■ EXTRACT PROVIDED ■

This documentary explored why normal everyday people do horrible things or allow horrible things to happen; and consequently how tyranny arises out of ordinary societies.

These lessons are relevant to organisations too.

It takes five steps to create tyranny in a given group of people:

  1. Inculcate an “us” versus “them” situation. Those who are with “us” are in the “In.” Those who are not are in the “out.” We are superior and thus entitled. They are inferior and probably not even human.Narcissists are very good at using their charisma to divide a group in this manner.
  2. Diminish and dehumanise “them.” Deny them their personhood. When they are not even human, we don’t have to treat them a such. This frees us from the golden rule to treat others as we would like to be treated. Recent Australian prime ministers have used exactly this technique to win votes by dehumanising asylum seekers.
  3. Obey orders without question. We are just doing our jobs. We don’t make the rules. We can’t go against what everyone else is doing. This absolves us from all personal responsibility. We are then free to act without consequence. This is readily observed In traditionally conformative and culturally conservative societies.

■ ENTRIES ■
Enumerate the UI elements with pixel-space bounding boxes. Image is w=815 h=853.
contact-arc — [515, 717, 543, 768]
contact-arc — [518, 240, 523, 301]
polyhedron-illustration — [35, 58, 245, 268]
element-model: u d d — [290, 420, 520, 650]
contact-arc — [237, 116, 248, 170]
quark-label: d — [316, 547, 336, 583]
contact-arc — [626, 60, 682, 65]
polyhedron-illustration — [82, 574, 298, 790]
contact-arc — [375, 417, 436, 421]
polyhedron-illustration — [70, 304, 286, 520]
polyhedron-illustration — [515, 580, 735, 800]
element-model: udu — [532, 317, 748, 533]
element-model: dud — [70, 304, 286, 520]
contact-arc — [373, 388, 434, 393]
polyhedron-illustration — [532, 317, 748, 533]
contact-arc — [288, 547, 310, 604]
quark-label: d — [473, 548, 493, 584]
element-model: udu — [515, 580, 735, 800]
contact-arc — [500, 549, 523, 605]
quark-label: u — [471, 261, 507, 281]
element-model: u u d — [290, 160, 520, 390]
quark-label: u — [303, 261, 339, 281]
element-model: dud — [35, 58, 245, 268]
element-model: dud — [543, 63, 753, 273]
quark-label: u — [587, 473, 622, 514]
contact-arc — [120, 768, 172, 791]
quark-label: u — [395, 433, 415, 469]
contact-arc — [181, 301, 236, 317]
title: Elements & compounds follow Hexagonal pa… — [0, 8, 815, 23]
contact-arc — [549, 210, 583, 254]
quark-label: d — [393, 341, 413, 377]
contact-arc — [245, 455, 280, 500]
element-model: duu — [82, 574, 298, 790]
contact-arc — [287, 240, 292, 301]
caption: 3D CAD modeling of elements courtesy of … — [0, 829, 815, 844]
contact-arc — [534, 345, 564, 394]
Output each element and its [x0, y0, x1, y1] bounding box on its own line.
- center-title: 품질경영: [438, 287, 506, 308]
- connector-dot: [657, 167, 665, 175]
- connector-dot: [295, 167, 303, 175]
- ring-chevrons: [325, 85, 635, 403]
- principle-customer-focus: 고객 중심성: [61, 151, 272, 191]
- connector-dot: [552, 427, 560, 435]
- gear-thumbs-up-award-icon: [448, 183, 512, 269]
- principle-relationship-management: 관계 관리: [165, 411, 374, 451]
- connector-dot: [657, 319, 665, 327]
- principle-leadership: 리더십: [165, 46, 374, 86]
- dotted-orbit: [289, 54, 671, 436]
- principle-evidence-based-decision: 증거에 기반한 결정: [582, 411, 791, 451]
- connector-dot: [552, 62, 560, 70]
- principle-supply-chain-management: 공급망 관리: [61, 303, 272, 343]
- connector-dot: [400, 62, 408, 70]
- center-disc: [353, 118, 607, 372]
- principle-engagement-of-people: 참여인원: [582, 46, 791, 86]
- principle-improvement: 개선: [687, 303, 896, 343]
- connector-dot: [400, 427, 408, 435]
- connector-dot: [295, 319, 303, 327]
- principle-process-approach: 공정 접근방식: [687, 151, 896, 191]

■ TASK STATEMENT ■
In the passage about how tyranny arises, write out the part from "This documentary explored" to "of ordinary societies." word for word.

■ OUTPUT OF THE EXERCISE ■
This documentary explored why normal everyday people do horrible things or allow horrible things to happen; and consequently how tyranny arises out of ordinary societies.